(Some records)

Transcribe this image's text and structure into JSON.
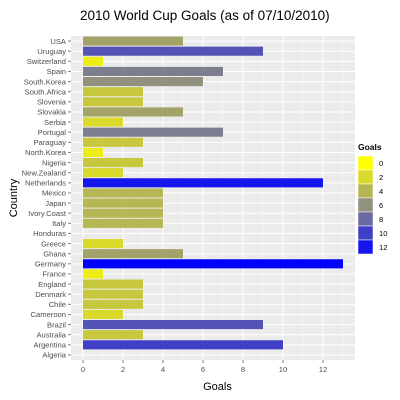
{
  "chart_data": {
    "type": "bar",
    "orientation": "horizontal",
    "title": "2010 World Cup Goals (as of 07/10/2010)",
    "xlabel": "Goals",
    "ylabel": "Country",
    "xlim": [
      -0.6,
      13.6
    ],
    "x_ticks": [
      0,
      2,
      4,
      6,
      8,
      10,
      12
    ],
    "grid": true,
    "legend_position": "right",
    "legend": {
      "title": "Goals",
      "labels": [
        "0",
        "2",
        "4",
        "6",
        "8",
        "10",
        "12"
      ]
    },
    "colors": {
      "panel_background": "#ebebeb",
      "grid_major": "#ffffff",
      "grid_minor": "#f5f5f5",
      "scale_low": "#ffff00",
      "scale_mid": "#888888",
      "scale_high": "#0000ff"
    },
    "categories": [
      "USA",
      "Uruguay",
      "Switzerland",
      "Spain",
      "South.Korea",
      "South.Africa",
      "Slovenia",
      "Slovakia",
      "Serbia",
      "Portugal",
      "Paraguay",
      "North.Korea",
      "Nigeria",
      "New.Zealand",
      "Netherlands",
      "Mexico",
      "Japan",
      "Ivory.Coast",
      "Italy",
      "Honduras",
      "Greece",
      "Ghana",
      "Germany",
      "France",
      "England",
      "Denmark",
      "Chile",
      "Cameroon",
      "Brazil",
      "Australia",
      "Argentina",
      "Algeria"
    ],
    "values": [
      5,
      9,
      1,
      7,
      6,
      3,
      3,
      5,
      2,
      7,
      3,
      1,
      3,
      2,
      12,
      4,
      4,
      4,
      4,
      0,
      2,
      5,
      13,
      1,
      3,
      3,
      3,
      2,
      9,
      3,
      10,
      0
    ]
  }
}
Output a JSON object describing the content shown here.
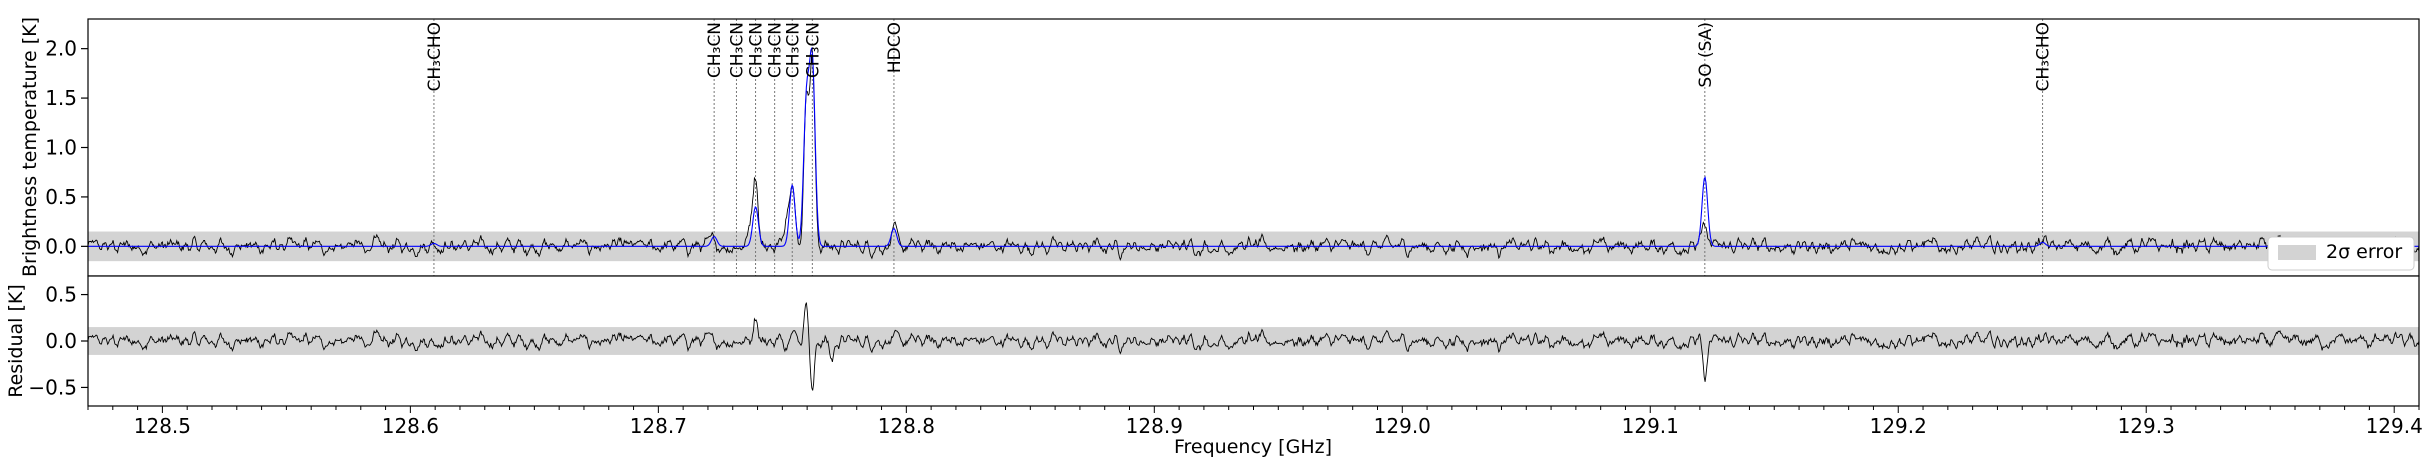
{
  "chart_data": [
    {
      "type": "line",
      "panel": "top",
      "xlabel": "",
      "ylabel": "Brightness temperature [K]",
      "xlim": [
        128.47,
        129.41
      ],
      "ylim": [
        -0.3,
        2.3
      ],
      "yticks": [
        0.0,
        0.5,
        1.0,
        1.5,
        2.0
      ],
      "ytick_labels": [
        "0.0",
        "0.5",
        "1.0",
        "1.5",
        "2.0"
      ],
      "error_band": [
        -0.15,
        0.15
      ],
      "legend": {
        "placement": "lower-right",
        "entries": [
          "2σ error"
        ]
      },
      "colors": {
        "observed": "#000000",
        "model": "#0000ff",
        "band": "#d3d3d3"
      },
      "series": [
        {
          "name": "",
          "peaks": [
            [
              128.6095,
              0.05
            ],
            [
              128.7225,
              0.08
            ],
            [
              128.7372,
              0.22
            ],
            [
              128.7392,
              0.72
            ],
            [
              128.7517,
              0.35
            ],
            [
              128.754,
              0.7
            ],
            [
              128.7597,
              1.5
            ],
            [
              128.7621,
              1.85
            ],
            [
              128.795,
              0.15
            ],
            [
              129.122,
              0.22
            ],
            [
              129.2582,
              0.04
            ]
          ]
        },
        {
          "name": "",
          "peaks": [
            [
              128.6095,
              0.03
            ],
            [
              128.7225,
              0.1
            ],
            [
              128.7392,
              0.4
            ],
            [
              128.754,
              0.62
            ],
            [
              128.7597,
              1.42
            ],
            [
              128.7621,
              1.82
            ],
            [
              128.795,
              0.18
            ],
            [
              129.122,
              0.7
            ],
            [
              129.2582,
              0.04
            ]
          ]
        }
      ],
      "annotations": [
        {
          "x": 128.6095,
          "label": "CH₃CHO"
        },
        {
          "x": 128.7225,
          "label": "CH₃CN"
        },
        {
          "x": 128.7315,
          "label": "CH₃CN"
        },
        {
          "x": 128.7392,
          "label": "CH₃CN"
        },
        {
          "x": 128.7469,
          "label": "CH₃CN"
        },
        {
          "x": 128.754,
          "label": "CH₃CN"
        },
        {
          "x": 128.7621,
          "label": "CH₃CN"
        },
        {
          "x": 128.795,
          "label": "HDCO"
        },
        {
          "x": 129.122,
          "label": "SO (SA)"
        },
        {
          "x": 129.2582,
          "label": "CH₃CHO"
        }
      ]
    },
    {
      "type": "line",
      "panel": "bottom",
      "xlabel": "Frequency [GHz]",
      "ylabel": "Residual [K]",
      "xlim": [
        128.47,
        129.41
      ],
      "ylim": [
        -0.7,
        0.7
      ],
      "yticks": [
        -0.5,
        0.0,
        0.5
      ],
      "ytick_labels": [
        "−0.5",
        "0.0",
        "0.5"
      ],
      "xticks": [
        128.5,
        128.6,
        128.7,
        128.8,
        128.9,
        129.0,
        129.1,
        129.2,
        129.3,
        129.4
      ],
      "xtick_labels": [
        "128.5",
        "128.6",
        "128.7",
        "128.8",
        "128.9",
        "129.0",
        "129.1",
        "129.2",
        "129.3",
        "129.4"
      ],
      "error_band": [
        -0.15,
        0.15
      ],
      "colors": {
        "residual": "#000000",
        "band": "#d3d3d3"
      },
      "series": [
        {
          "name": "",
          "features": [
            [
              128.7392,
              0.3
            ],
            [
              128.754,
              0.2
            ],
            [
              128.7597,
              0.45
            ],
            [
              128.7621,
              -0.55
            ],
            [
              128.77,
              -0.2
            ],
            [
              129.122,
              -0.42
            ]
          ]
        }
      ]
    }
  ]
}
...
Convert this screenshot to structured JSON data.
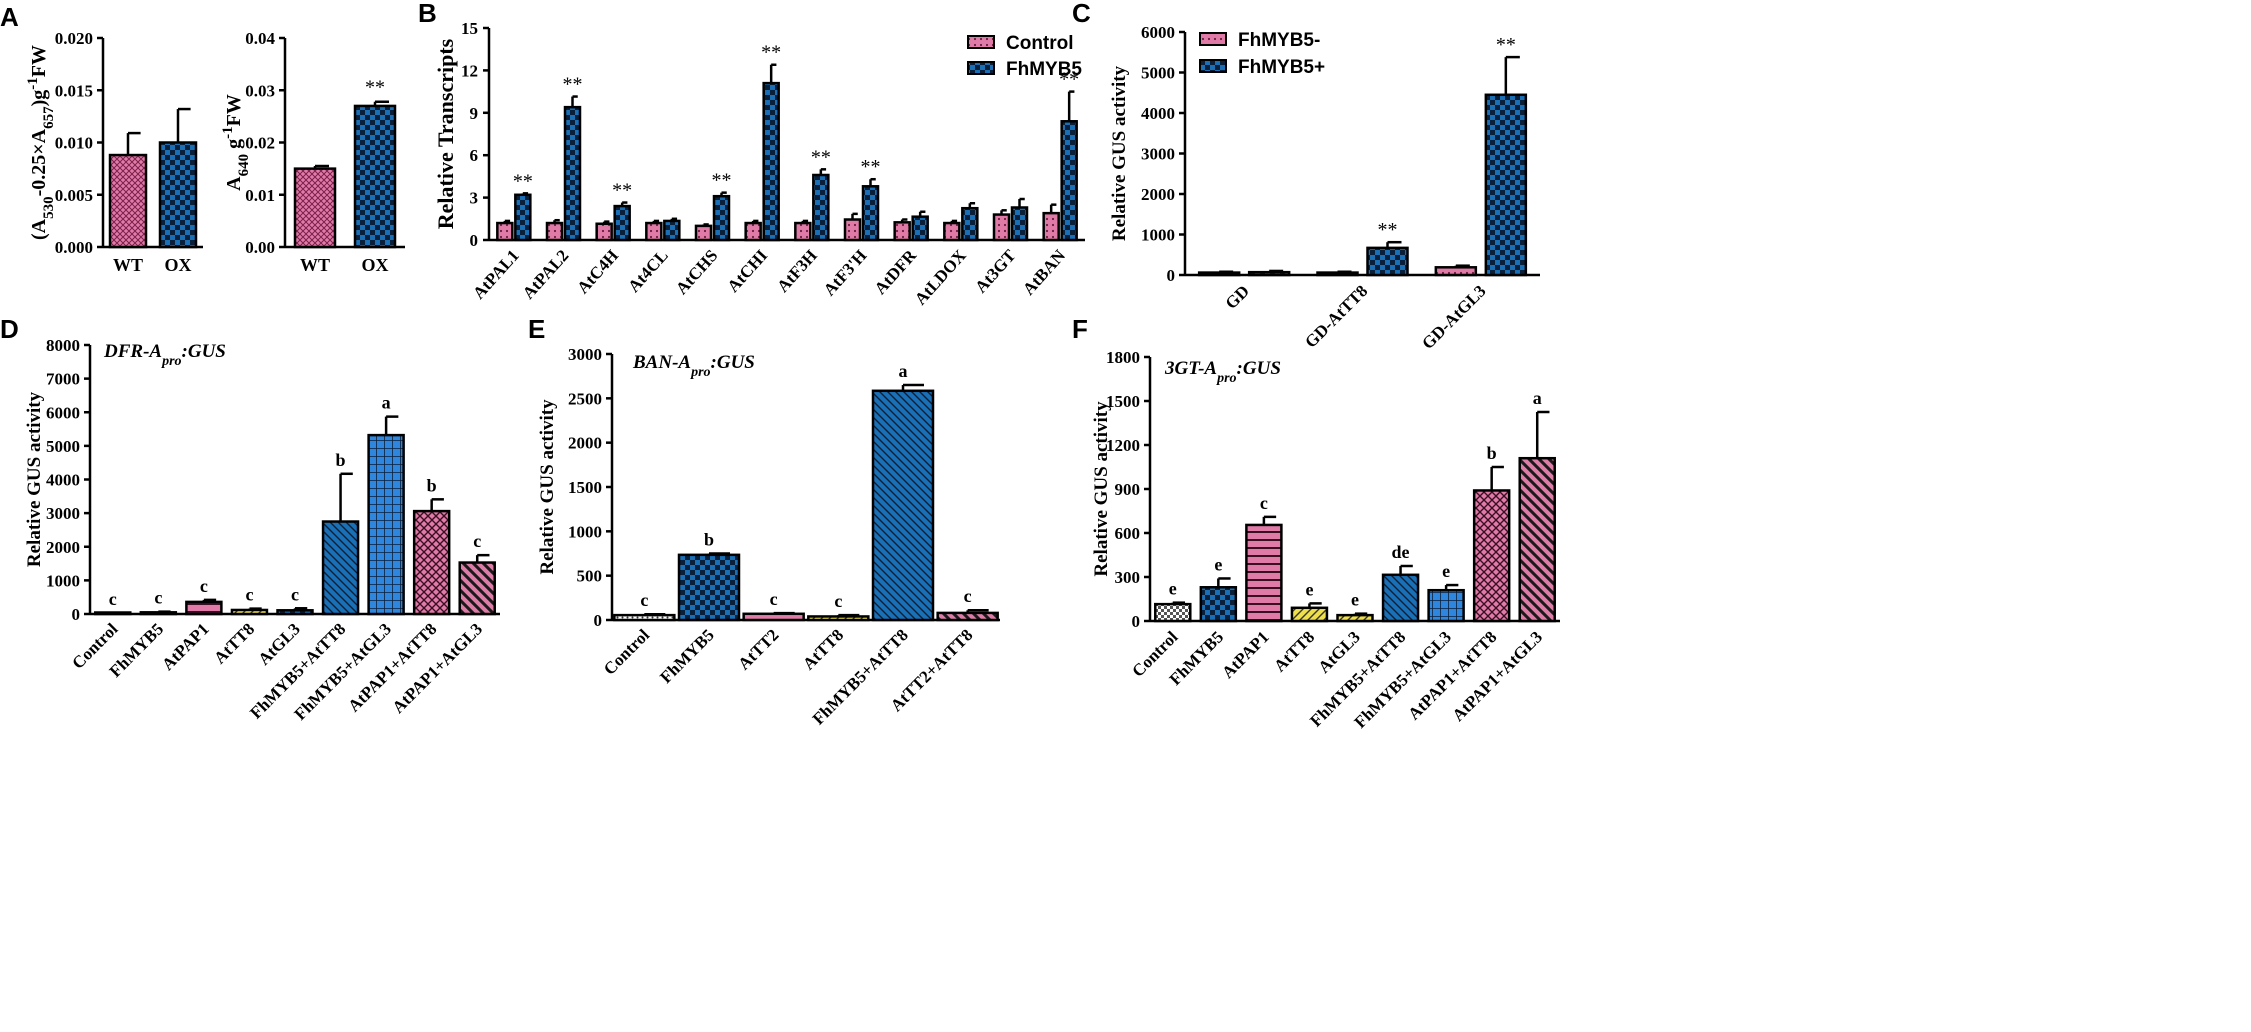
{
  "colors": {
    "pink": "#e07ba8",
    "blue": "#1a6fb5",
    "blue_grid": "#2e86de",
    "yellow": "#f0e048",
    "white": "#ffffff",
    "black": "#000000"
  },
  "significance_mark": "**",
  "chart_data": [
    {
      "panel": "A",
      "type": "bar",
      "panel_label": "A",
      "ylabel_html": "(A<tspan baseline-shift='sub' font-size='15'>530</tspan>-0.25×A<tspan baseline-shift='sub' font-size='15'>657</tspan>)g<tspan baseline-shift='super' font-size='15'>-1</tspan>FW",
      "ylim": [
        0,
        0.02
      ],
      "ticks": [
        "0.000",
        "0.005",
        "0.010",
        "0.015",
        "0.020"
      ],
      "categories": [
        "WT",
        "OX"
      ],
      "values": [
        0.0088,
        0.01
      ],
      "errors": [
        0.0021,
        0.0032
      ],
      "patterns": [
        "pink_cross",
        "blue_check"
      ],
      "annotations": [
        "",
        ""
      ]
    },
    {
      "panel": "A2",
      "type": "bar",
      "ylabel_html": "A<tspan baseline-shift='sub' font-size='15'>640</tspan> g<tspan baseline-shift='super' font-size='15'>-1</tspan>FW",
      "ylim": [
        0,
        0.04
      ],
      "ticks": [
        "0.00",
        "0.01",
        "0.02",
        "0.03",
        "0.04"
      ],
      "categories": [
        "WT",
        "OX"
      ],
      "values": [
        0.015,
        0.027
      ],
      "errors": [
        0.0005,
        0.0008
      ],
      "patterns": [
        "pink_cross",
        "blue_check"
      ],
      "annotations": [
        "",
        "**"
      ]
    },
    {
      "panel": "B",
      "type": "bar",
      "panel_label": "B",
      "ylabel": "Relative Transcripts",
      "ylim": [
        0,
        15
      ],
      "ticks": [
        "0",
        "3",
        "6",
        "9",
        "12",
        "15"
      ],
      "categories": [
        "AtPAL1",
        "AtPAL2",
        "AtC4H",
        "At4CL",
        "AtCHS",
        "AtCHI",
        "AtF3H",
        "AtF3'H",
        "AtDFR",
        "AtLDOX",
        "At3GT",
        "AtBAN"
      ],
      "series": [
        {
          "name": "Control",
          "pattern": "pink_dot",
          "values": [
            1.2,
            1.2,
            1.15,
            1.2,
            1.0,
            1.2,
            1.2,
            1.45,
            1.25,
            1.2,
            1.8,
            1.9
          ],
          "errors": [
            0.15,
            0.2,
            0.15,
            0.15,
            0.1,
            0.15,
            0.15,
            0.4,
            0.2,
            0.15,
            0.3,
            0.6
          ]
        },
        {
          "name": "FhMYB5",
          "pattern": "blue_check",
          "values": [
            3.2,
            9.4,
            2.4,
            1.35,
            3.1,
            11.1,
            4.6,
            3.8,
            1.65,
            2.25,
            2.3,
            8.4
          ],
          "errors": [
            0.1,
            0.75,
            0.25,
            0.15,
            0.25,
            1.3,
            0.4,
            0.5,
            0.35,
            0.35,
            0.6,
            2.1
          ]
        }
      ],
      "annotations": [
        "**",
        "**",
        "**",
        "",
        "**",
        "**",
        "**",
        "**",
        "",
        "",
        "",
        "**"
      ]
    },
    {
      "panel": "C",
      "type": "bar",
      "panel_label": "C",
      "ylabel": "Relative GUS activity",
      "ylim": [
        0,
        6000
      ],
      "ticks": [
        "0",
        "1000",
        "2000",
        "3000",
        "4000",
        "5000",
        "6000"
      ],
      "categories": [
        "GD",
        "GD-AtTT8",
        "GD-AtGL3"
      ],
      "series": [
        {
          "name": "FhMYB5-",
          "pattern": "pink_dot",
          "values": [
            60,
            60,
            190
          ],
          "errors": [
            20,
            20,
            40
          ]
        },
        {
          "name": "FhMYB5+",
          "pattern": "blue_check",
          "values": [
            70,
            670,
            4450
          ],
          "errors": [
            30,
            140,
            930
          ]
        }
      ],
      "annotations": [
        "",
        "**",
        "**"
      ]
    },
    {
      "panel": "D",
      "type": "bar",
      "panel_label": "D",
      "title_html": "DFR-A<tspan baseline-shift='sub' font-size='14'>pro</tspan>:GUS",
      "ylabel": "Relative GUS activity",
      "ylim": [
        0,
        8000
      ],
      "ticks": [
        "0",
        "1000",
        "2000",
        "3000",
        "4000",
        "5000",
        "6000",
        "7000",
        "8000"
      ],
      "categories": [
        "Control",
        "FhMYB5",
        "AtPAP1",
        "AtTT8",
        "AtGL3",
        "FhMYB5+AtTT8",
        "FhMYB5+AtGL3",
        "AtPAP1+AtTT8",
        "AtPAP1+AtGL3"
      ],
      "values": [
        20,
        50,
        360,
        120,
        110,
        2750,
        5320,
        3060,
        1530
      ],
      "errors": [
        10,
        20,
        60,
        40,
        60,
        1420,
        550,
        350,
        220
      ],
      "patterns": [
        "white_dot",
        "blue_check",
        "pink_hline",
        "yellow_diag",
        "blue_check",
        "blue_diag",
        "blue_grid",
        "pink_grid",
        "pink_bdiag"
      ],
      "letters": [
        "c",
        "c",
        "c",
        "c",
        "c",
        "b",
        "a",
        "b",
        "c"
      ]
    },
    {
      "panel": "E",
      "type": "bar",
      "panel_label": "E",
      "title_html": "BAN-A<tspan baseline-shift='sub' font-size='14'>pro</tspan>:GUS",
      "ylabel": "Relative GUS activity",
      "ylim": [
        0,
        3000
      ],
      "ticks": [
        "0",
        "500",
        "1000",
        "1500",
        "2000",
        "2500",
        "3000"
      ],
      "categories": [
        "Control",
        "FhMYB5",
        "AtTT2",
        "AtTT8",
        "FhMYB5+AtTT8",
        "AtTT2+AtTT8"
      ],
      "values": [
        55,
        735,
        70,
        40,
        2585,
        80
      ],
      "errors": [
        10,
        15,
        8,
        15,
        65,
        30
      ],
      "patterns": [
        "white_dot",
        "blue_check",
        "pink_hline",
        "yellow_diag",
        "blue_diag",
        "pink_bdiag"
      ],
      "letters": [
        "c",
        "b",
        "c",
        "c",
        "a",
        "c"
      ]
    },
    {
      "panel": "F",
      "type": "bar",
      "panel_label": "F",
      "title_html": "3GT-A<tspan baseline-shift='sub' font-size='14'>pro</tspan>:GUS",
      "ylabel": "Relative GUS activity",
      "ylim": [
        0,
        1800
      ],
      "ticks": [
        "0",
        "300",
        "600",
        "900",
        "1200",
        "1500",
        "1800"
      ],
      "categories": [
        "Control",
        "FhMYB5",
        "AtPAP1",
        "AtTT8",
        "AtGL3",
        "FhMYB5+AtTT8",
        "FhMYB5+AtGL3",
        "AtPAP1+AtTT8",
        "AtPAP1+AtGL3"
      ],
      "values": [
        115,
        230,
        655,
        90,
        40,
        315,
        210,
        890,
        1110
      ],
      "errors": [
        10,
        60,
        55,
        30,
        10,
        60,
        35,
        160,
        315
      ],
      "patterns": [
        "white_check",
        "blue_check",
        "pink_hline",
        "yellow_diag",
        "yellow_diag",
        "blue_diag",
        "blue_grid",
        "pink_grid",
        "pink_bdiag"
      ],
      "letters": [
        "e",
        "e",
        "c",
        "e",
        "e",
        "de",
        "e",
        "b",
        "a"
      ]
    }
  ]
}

Stated exercise ▸
Give only the count of lines in which the string "font" appears.

Exercise response ▸
5